_Problem details_. Copy all of the material word for word, except for the pictures.
:: Input rows
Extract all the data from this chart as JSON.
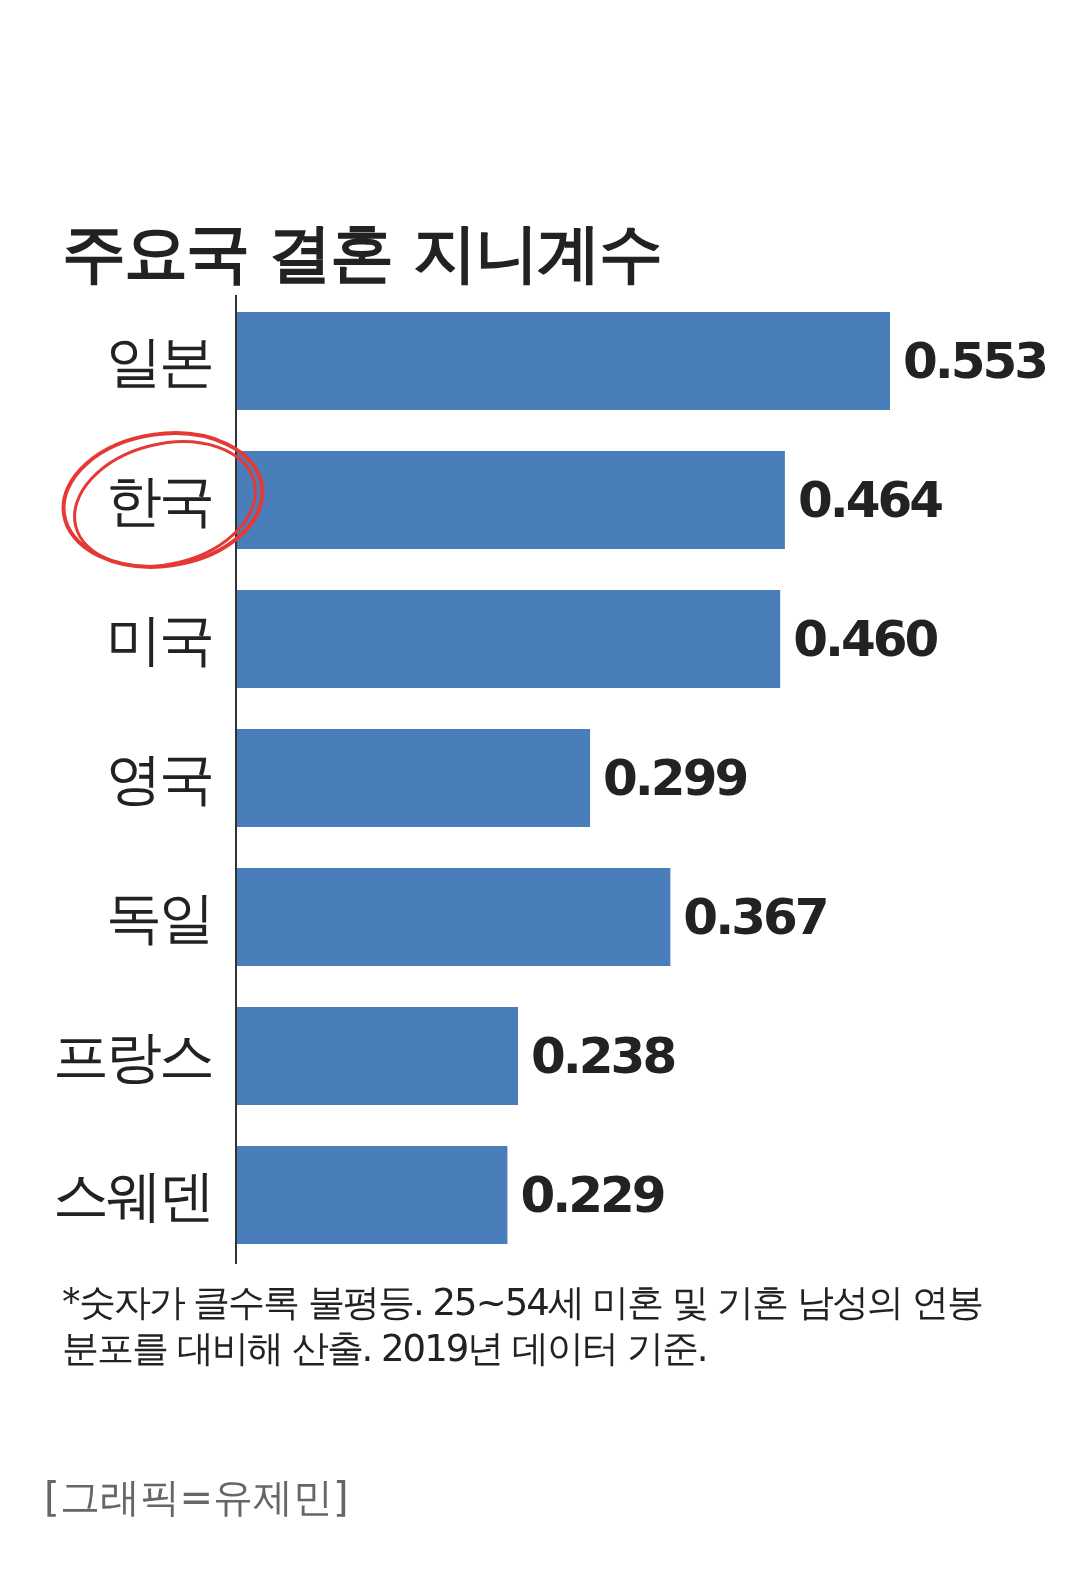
{
  "chart_data": {
    "type": "bar",
    "orientation": "horizontal",
    "title": "주요국 결혼 지니계수",
    "categories": [
      "일본",
      "한국",
      "미국",
      "영국",
      "독일",
      "프랑스",
      "스웨덴"
    ],
    "values": [
      0.553,
      0.464,
      0.46,
      0.299,
      0.367,
      0.238,
      0.229
    ],
    "color": "#4a7ebb",
    "value_labels": [
      "0.553",
      "0.464",
      "0.460",
      "0.299",
      "0.367",
      "0.238",
      "0.229"
    ],
    "annotations": [
      "*숫자가 클수록 불평등. 25~54세 미혼 및 기혼 남성의 연봉 분포를 대비해 산출. 2019년 데이터 기준.",
      "[그래픽=유제민]"
    ]
  }
}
::::
_Problem solution_.
Extract all the data from this chart as JSON.
{
  "chart_data": {
    "type": "bar",
    "orientation": "horizontal",
    "title": "주요국 결혼 지니계수",
    "categories": [
      "일본",
      "한국",
      "미국",
      "영국",
      "독일",
      "프랑스",
      "스웨덴"
    ],
    "values": [
      0.553,
      0.464,
      0.46,
      0.299,
      0.367,
      0.238,
      0.229
    ],
    "color": "#4a7ebb",
    "value_labels": [
      "0.553",
      "0.464",
      "0.460",
      "0.299",
      "0.367",
      "0.238",
      "0.229"
    ],
    "annotations": [
      "*숫자가 클수록 불평등. 25~54세 미혼 및 기혼 남성의 연봉 분포를 대비해 산출. 2019년 데이터 기준.",
      "[그래픽=유제민]"
    ]
  }
}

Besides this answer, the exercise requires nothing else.